Exercise objective -> Each entry below is to be transcribed exactly.

Given entries ->
◆ ◆ ◆ ◆ ◆ ◆ ◆

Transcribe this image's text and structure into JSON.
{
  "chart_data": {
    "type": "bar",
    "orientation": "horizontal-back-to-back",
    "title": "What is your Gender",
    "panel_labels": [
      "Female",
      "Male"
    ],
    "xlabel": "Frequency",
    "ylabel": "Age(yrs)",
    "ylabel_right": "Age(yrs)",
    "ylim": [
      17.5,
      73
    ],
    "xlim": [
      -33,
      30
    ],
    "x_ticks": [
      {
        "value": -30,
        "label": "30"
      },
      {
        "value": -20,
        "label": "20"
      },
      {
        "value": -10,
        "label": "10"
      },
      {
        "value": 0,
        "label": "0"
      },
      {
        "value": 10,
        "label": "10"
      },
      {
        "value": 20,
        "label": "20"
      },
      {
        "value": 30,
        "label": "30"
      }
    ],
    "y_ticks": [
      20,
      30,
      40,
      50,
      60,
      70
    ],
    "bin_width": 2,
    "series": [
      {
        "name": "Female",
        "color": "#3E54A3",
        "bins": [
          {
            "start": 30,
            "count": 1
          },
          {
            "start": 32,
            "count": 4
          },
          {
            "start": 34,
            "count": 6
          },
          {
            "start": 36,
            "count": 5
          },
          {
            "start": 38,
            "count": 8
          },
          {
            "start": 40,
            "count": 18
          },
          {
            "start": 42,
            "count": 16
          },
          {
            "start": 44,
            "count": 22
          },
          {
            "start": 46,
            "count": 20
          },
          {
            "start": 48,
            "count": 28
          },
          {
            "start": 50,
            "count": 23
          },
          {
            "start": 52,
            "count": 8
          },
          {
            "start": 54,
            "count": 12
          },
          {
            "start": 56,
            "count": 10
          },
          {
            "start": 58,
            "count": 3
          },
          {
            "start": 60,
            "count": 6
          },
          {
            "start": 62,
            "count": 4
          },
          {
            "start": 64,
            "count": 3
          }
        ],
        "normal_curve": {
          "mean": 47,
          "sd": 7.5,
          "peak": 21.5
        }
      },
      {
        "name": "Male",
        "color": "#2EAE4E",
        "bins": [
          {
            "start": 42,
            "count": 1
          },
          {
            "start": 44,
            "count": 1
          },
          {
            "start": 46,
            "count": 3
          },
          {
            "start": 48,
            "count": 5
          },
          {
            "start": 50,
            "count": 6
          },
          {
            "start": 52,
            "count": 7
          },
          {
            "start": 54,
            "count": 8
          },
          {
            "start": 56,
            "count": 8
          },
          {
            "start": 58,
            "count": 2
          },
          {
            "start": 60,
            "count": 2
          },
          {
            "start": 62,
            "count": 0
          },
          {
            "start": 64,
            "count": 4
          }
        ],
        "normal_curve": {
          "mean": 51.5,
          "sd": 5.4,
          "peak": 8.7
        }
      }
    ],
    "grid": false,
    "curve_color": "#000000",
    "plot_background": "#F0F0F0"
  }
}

◆ ◆ ◆ ◆ ◆ ◆ ◆

Exercise answer ->
Transcribe this image's text and structure into JSON.
{
  "chart_data": {
    "type": "bar",
    "orientation": "horizontal-back-to-back",
    "title": "What is your Gender",
    "panel_labels": [
      "Female",
      "Male"
    ],
    "xlabel": "Frequency",
    "ylabel": "Age(yrs)",
    "ylabel_right": "Age(yrs)",
    "ylim": [
      17.5,
      73
    ],
    "xlim": [
      -33,
      30
    ],
    "x_ticks": [
      {
        "value": -30,
        "label": "30"
      },
      {
        "value": -20,
        "label": "20"
      },
      {
        "value": -10,
        "label": "10"
      },
      {
        "value": 0,
        "label": "0"
      },
      {
        "value": 10,
        "label": "10"
      },
      {
        "value": 20,
        "label": "20"
      },
      {
        "value": 30,
        "label": "30"
      }
    ],
    "y_ticks": [
      20,
      30,
      40,
      50,
      60,
      70
    ],
    "bin_width": 2,
    "series": [
      {
        "name": "Female",
        "color": "#3E54A3",
        "bins": [
          {
            "start": 30,
            "count": 1
          },
          {
            "start": 32,
            "count": 4
          },
          {
            "start": 34,
            "count": 6
          },
          {
            "start": 36,
            "count": 5
          },
          {
            "start": 38,
            "count": 8
          },
          {
            "start": 40,
            "count": 18
          },
          {
            "start": 42,
            "count": 16
          },
          {
            "start": 44,
            "count": 22
          },
          {
            "start": 46,
            "count": 20
          },
          {
            "start": 48,
            "count": 28
          },
          {
            "start": 50,
            "count": 23
          },
          {
            "start": 52,
            "count": 8
          },
          {
            "start": 54,
            "count": 12
          },
          {
            "start": 56,
            "count": 10
          },
          {
            "start": 58,
            "count": 3
          },
          {
            "start": 60,
            "count": 6
          },
          {
            "start": 62,
            "count": 4
          },
          {
            "start": 64,
            "count": 3
          }
        ],
        "normal_curve": {
          "mean": 47,
          "sd": 7.5,
          "peak": 21.5
        }
      },
      {
        "name": "Male",
        "color": "#2EAE4E",
        "bins": [
          {
            "start": 42,
            "count": 1
          },
          {
            "start": 44,
            "count": 1
          },
          {
            "start": 46,
            "count": 3
          },
          {
            "start": 48,
            "count": 5
          },
          {
            "start": 50,
            "count": 6
          },
          {
            "start": 52,
            "count": 7
          },
          {
            "start": 54,
            "count": 8
          },
          {
            "start": 56,
            "count": 8
          },
          {
            "start": 58,
            "count": 2
          },
          {
            "start": 60,
            "count": 2
          },
          {
            "start": 62,
            "count": 0
          },
          {
            "start": 64,
            "count": 4
          }
        ],
        "normal_curve": {
          "mean": 51.5,
          "sd": 5.4,
          "peak": 8.7
        }
      }
    ],
    "grid": false,
    "curve_color": "#000000",
    "plot_background": "#F0F0F0"
  }
}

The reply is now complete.